Recorded data:
- - -

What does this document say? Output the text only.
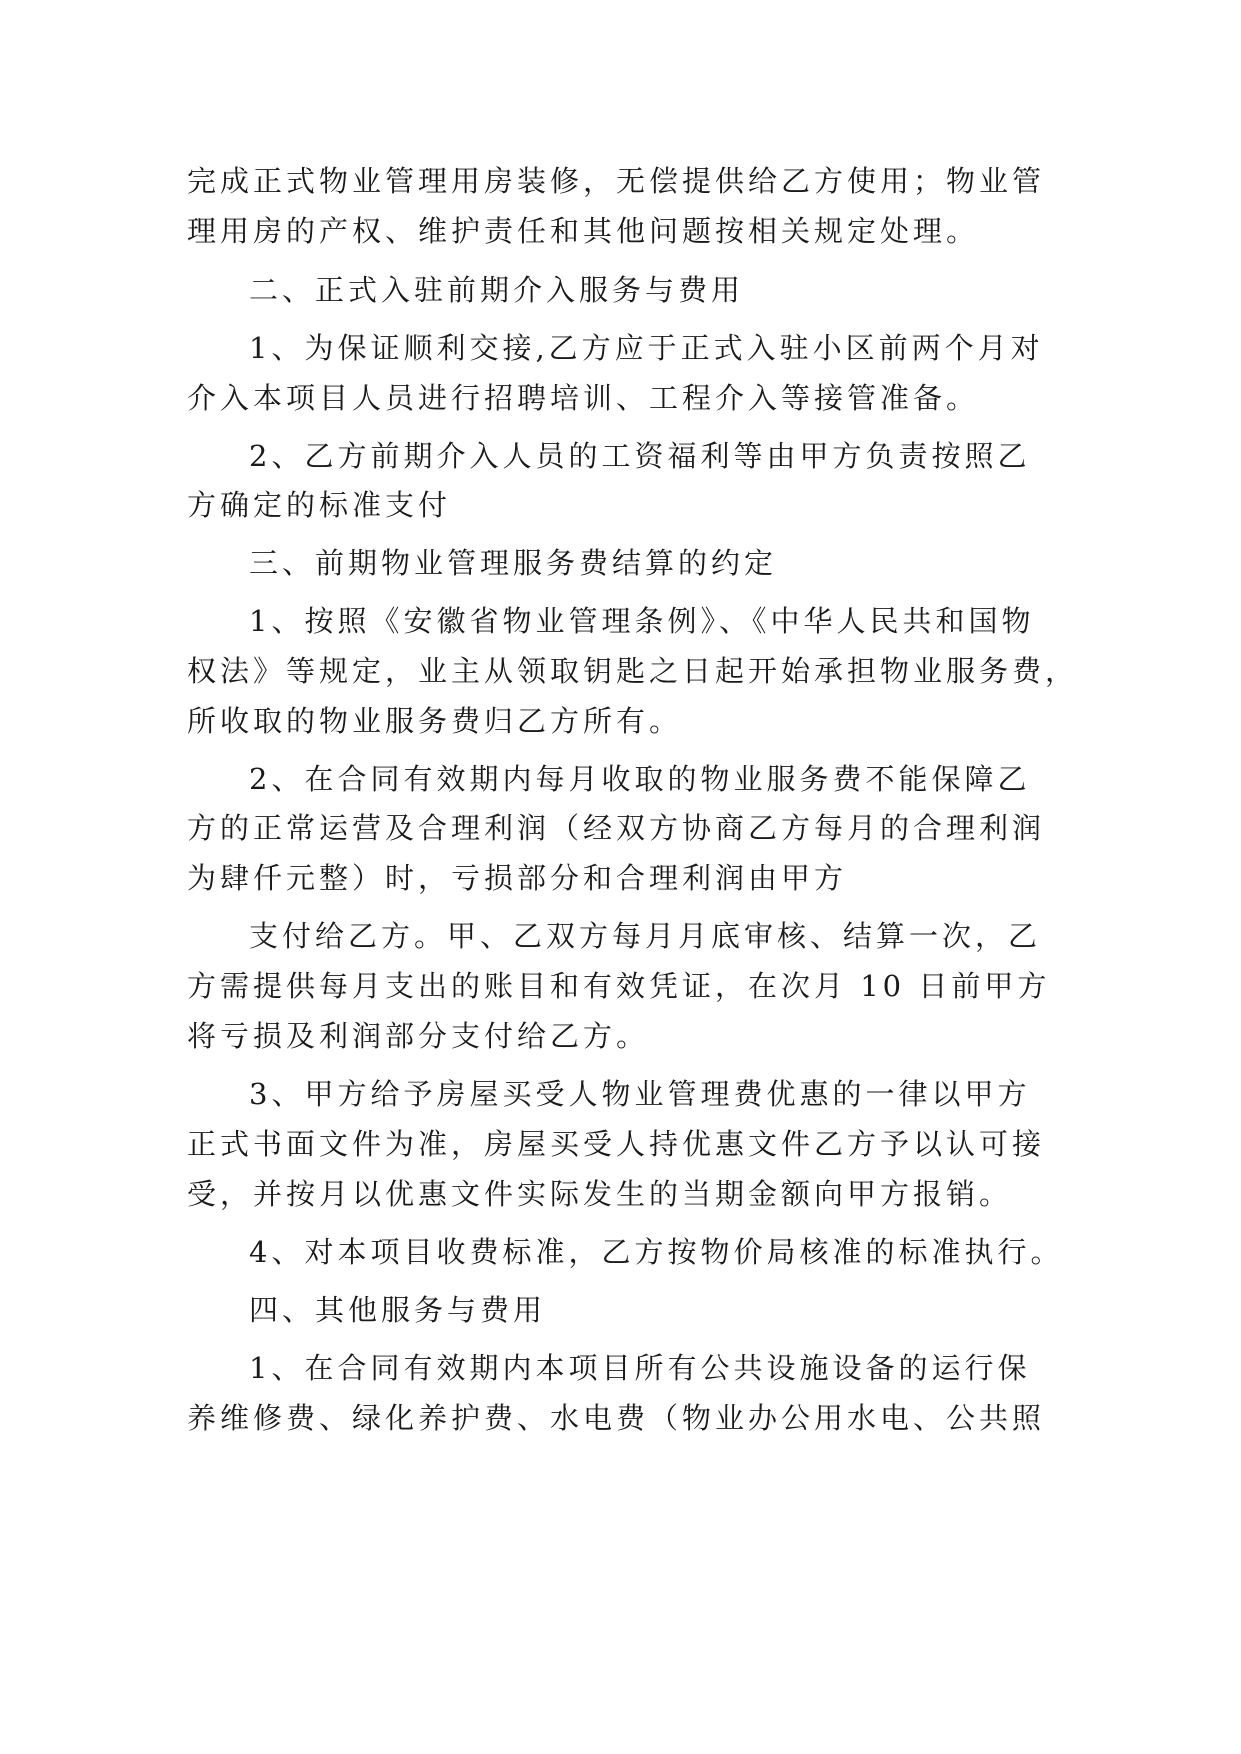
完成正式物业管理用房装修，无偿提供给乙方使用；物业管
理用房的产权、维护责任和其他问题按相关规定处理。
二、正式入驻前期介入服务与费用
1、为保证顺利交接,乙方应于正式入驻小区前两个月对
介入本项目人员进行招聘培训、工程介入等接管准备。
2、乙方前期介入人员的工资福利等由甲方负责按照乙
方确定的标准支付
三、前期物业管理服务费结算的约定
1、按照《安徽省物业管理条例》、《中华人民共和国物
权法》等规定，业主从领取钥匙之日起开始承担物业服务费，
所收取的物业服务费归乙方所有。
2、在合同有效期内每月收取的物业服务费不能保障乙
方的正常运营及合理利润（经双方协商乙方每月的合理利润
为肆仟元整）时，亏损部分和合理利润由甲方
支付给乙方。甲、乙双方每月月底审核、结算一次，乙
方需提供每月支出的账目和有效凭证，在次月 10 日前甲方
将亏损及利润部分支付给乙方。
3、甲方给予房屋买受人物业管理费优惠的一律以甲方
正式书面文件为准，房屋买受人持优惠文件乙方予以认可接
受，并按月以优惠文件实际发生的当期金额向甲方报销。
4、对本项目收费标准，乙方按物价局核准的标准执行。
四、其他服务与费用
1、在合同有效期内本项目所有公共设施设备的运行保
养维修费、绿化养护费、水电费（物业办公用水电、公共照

- - -

[Aim of the exercise]:
In your copy of the records, include no pictures; repeat everything else exactly.

[Expected output]:
What does this document say? Output the text only.
完成正式物业管理用房装修，无偿提供给乙方使用；物业管
理用房的产权、维护责任和其他问题按相关规定处理。
二、正式入驻前期介入服务与费用
1、为保证顺利交接,乙方应于正式入驻小区前两个月对
介入本项目人员进行招聘培训、工程介入等接管准备。
2、乙方前期介入人员的工资福利等由甲方负责按照乙
方确定的标准支付
三、前期物业管理服务费结算的约定
1、按照《安徽省物业管理条例》、《中华人民共和国物
权法》等规定，业主从领取钥匙之日起开始承担物业服务费，
所收取的物业服务费归乙方所有。
2、在合同有效期内每月收取的物业服务费不能保障乙
方的正常运营及合理利润（经双方协商乙方每月的合理利润
为肆仟元整）时，亏损部分和合理利润由甲方
支付给乙方。甲、乙双方每月月底审核、结算一次，乙
方需提供每月支出的账目和有效凭证，在次月 10 日前甲方
将亏损及利润部分支付给乙方。
3、甲方给予房屋买受人物业管理费优惠的一律以甲方
正式书面文件为准，房屋买受人持优惠文件乙方予以认可接
受，并按月以优惠文件实际发生的当期金额向甲方报销。
4、对本项目收费标准，乙方按物价局核准的标准执行。
四、其他服务与费用
1、在合同有效期内本项目所有公共设施设备的运行保
养维修费、绿化养护费、水电费（物业办公用水电、公共照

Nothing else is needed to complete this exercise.